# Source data
────────────────────────────────────────

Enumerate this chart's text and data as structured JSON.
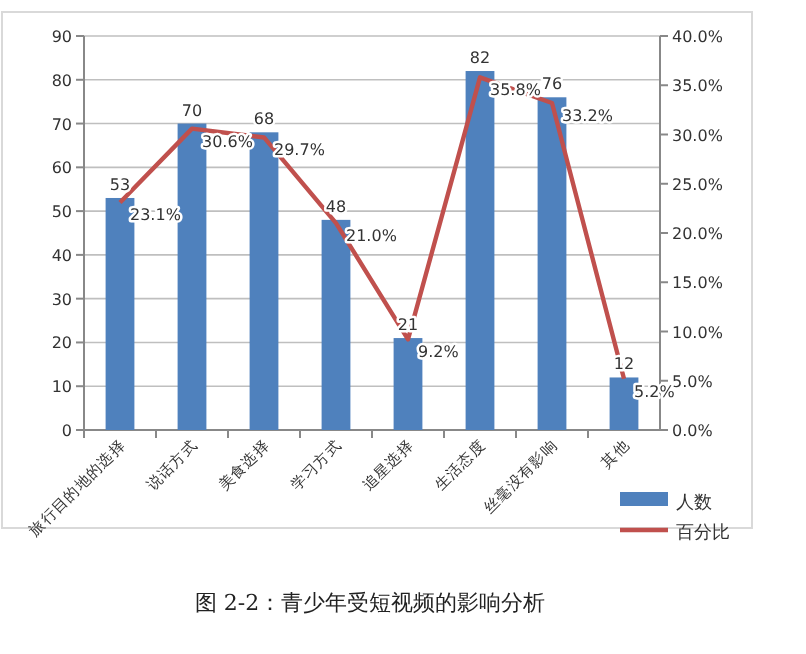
{
  "chart_data": {
    "type": "bar",
    "categories": [
      "旅行目的地的选择",
      "说话方式",
      "美食选择",
      "学习方式",
      "追星选择",
      "生活态度",
      "丝毫没有影响",
      "其他"
    ],
    "series": [
      {
        "name": "人数",
        "color": "#4f81bd",
        "values": [
          53,
          70,
          68,
          48,
          21,
          82,
          76,
          12
        ]
      },
      {
        "name": "百分比",
        "type": "line",
        "axis": "y2",
        "color": "#c0504d",
        "values": [
          23.1,
          30.6,
          29.7,
          21.0,
          9.2,
          35.8,
          33.2,
          5.2
        ],
        "value_labels": [
          "23.1%",
          "30.6%",
          "29.7%",
          "21.0%",
          "9.2%",
          "35.8%",
          "33.2%",
          "5.2%"
        ]
      }
    ],
    "data_labels": true,
    "ylim": [
      0,
      90
    ],
    "yticks": [
      0,
      10,
      20,
      30,
      40,
      50,
      60,
      70,
      80,
      90
    ],
    "y2lim": [
      0,
      40
    ],
    "y2ticks": [
      {
        "value": 0,
        "label": "0.0%"
      },
      {
        "value": 5,
        "label": "5.0%"
      },
      {
        "value": 10,
        "label": "10.0%"
      },
      {
        "value": 15,
        "label": "15.0%"
      },
      {
        "value": 20,
        "label": "20.0%"
      },
      {
        "value": 25,
        "label": "25.0%"
      },
      {
        "value": 30,
        "label": "30.0%"
      },
      {
        "value": 35,
        "label": "35.0%"
      },
      {
        "value": 40,
        "label": "40.0%"
      }
    ],
    "grid": "y",
    "legend": "right",
    "annotations": [
      "图 2-2：青少年受短视频的影响分析"
    ]
  }
}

────────────────────────────────────────

# Given task
Copy the records word for word, leaving no picture in the copy.

# The result
Enumerate this chart's text and data as structured JSON.
{
  "chart_data": {
    "type": "bar",
    "categories": [
      "旅行目的地的选择",
      "说话方式",
      "美食选择",
      "学习方式",
      "追星选择",
      "生活态度",
      "丝毫没有影响",
      "其他"
    ],
    "series": [
      {
        "name": "人数",
        "color": "#4f81bd",
        "values": [
          53,
          70,
          68,
          48,
          21,
          82,
          76,
          12
        ]
      },
      {
        "name": "百分比",
        "type": "line",
        "axis": "y2",
        "color": "#c0504d",
        "values": [
          23.1,
          30.6,
          29.7,
          21.0,
          9.2,
          35.8,
          33.2,
          5.2
        ],
        "value_labels": [
          "23.1%",
          "30.6%",
          "29.7%",
          "21.0%",
          "9.2%",
          "35.8%",
          "33.2%",
          "5.2%"
        ]
      }
    ],
    "data_labels": true,
    "ylim": [
      0,
      90
    ],
    "yticks": [
      0,
      10,
      20,
      30,
      40,
      50,
      60,
      70,
      80,
      90
    ],
    "y2lim": [
      0,
      40
    ],
    "y2ticks": [
      {
        "value": 0,
        "label": "0.0%"
      },
      {
        "value": 5,
        "label": "5.0%"
      },
      {
        "value": 10,
        "label": "10.0%"
      },
      {
        "value": 15,
        "label": "15.0%"
      },
      {
        "value": 20,
        "label": "20.0%"
      },
      {
        "value": 25,
        "label": "25.0%"
      },
      {
        "value": 30,
        "label": "30.0%"
      },
      {
        "value": 35,
        "label": "35.0%"
      },
      {
        "value": 40,
        "label": "40.0%"
      }
    ],
    "grid": "y",
    "legend": "right",
    "annotations": [
      "图 2-2：青少年受短视频的影响分析"
    ]
  }
}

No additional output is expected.